**Information supplied**
▬▬▬

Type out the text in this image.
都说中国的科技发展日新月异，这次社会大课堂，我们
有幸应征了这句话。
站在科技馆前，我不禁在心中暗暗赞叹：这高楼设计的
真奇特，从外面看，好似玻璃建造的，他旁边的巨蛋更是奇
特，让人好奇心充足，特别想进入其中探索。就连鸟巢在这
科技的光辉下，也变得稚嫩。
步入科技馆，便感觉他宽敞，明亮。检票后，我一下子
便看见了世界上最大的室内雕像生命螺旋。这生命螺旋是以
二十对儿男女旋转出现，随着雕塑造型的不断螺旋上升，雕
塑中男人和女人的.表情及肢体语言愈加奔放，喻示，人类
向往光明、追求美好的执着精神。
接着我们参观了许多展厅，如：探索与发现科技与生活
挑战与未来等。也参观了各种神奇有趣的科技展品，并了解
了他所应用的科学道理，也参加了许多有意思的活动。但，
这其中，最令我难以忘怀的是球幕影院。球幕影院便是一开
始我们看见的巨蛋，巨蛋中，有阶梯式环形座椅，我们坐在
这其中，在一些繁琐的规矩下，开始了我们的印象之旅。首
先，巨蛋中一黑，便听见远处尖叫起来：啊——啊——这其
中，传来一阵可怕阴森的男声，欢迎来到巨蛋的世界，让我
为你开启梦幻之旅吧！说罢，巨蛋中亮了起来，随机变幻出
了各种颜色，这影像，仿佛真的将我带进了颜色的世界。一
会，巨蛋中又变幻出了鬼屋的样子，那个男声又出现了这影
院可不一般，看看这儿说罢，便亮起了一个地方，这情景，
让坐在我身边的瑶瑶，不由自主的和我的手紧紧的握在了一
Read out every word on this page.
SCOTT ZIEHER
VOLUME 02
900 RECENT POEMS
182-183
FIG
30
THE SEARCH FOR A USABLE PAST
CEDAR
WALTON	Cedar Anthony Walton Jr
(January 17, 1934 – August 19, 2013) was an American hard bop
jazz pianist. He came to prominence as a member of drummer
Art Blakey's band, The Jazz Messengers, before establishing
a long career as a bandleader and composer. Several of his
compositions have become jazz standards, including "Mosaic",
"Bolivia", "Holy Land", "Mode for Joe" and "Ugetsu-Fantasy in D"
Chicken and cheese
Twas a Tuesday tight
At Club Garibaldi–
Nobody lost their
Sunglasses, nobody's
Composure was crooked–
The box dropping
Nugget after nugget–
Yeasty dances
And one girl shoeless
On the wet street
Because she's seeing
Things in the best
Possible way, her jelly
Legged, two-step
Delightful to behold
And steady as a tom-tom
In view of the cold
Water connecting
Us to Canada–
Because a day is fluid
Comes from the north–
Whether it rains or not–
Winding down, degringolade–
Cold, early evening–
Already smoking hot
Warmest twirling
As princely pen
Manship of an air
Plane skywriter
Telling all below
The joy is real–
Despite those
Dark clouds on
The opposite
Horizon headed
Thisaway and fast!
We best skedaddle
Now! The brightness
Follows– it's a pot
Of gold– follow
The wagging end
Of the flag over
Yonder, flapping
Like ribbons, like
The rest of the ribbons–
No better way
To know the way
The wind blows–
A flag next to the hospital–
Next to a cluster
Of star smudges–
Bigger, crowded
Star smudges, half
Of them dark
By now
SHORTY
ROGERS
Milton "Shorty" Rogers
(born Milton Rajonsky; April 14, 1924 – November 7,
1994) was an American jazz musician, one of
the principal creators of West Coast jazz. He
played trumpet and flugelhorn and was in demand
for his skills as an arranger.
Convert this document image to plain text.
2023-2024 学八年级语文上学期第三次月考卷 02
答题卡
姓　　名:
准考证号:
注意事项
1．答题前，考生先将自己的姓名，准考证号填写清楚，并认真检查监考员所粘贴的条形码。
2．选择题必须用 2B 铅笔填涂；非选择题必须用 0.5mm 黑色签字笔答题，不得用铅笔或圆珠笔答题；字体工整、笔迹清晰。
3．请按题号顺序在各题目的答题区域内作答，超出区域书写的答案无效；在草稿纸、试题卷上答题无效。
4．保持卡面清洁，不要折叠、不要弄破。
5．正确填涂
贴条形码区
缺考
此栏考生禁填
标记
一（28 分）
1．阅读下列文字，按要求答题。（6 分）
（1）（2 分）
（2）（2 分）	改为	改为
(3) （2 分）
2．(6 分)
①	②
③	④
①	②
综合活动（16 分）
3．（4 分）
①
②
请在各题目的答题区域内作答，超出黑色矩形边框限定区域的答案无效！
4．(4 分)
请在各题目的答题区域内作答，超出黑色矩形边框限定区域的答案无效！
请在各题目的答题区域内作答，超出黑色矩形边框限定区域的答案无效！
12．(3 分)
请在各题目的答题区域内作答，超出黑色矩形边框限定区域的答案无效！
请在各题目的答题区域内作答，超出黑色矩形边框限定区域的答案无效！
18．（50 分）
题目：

▬▬▬

**Given task**
Quote every entry exactly.

**Complete response**
Type out the text in this image.
都说中国的科技发展日新月异，这次社会大课堂，我们
有幸应征了这句话。
站在科技馆前，我不禁在心中暗暗赞叹：这高楼设计的
真奇特，从外面看，好似玻璃建造的，他旁边的巨蛋更是奇
特，让人好奇心充足，特别想进入其中探索。就连鸟巢在这
科技的光辉下，也变得稚嫩。
步入科技馆，便感觉他宽敞，明亮。检票后，我一下子
便看见了世界上最大的室内雕像生命螺旋。这生命螺旋是以
二十对儿男女旋转出现，随着雕塑造型的不断螺旋上升，雕
塑中男人和女人的.表情及肢体语言愈加奔放，喻示，人类
向往光明、追求美好的执着精神。
接着我们参观了许多展厅，如：探索与发现科技与生活
挑战与未来等。也参观了各种神奇有趣的科技展品，并了解
了他所应用的科学道理，也参加了许多有意思的活动。但，
这其中，最令我难以忘怀的是球幕影院。球幕影院便是一开
始我们看见的巨蛋，巨蛋中，有阶梯式环形座椅，我们坐在
这其中，在一些繁琐的规矩下，开始了我们的印象之旅。首
先，巨蛋中一黑，便听见远处尖叫起来：啊——啊——这其
中，传来一阵可怕阴森的男声，欢迎来到巨蛋的世界，让我
为你开启梦幻之旅吧！说罢，巨蛋中亮了起来，随机变幻出
了各种颜色，这影像，仿佛真的将我带进了颜色的世界。一
会，巨蛋中又变幻出了鬼屋的样子，那个男声又出现了这影
院可不一般，看看这儿说罢，便亮起了一个地方，这情景，
让坐在我身边的瑶瑶，不由自主的和我的手紧紧的握在了一
Read out every word on this page.
SCOTT ZIEHER
VOLUME 02
900 RECENT POEMS
182-183
FIG
30
THE SEARCH FOR A USABLE PAST
CEDAR
WALTON	Cedar Anthony Walton Jr
(January 17, 1934 – August 19, 2013) was an American hard bop
jazz pianist. He came to prominence as a member of drummer
Art Blakey's band, The Jazz Messengers, before establishing
a long career as a bandleader and composer. Several of his
compositions have become jazz standards, including "Mosaic",
"Bolivia", "Holy Land", "Mode for Joe" and "Ugetsu-Fantasy in D"
Chicken and cheese
Twas a Tuesday tight
At Club Garibaldi–
Nobody lost their
Sunglasses, nobody's
Composure was crooked–
The box dropping
Nugget after nugget–
Yeasty dances
And one girl shoeless
On the wet street
Because she's seeing
Things in the best
Possible way, her jelly
Legged, two-step
Delightful to behold
And steady as a tom-tom
In view of the cold
Water connecting
Us to Canada–
Because a day is fluid
Comes from the north–
Whether it rains or not–
Winding down, degringolade–
Cold, early evening–
Already smoking hot
Warmest twirling
As princely pen
Manship of an air
Plane skywriter
Telling all below
The joy is real–
Despite those
Dark clouds on
The opposite
Horizon headed
Thisaway and fast!
We best skedaddle
Now! The brightness
Follows– it's a pot
Of gold– follow
The wagging end
Of the flag over
Yonder, flapping
Like ribbons, like
The rest of the ribbons–
No better way
To know the way
The wind blows–
A flag next to the hospital–
Next to a cluster
Of star smudges–
Bigger, crowded
Star smudges, half
Of them dark
By now
SHORTY
ROGERS
Milton "Shorty" Rogers
(born Milton Rajonsky; April 14, 1924 – November 7,
1994) was an American jazz musician, one of
the principal creators of West Coast jazz. He
played trumpet and flugelhorn and was in demand
for his skills as an arranger.
Convert this document image to plain text.
2023-2024 学八年级语文上学期第三次月考卷 02
答题卡
姓　　名:
准考证号:
注意事项
1．答题前，考生先将自己的姓名，准考证号填写清楚，并认真检查监考员所粘贴的条形码。
2．选择题必须用 2B 铅笔填涂；非选择题必须用 0.5mm 黑色签字笔答题，不得用铅笔或圆珠笔答题；字体工整、笔迹清晰。
3．请按题号顺序在各题目的答题区域内作答，超出区域书写的答案无效；在草稿纸、试题卷上答题无效。
4．保持卡面清洁，不要折叠、不要弄破。
5．正确填涂
贴条形码区
缺考
此栏考生禁填
标记
一（28 分）
1．阅读下列文字，按要求答题。（6 分）
（1）（2 分）
（2）（2 分）	改为	改为
(3) （2 分）
2．(6 分)
①	②
③	④
①	②
综合活动（16 分）
3．（4 分）
①
②
请在各题目的答题区域内作答，超出黑色矩形边框限定区域的答案无效！
4．(4 分)
请在各题目的答题区域内作答，超出黑色矩形边框限定区域的答案无效！
请在各题目的答题区域内作答，超出黑色矩形边框限定区域的答案无效！
12．(3 分)
请在各题目的答题区域内作答，超出黑色矩形边框限定区域的答案无效！
请在各题目的答题区域内作答，超出黑色矩形边框限定区域的答案无效！
18．（50 分）
题目：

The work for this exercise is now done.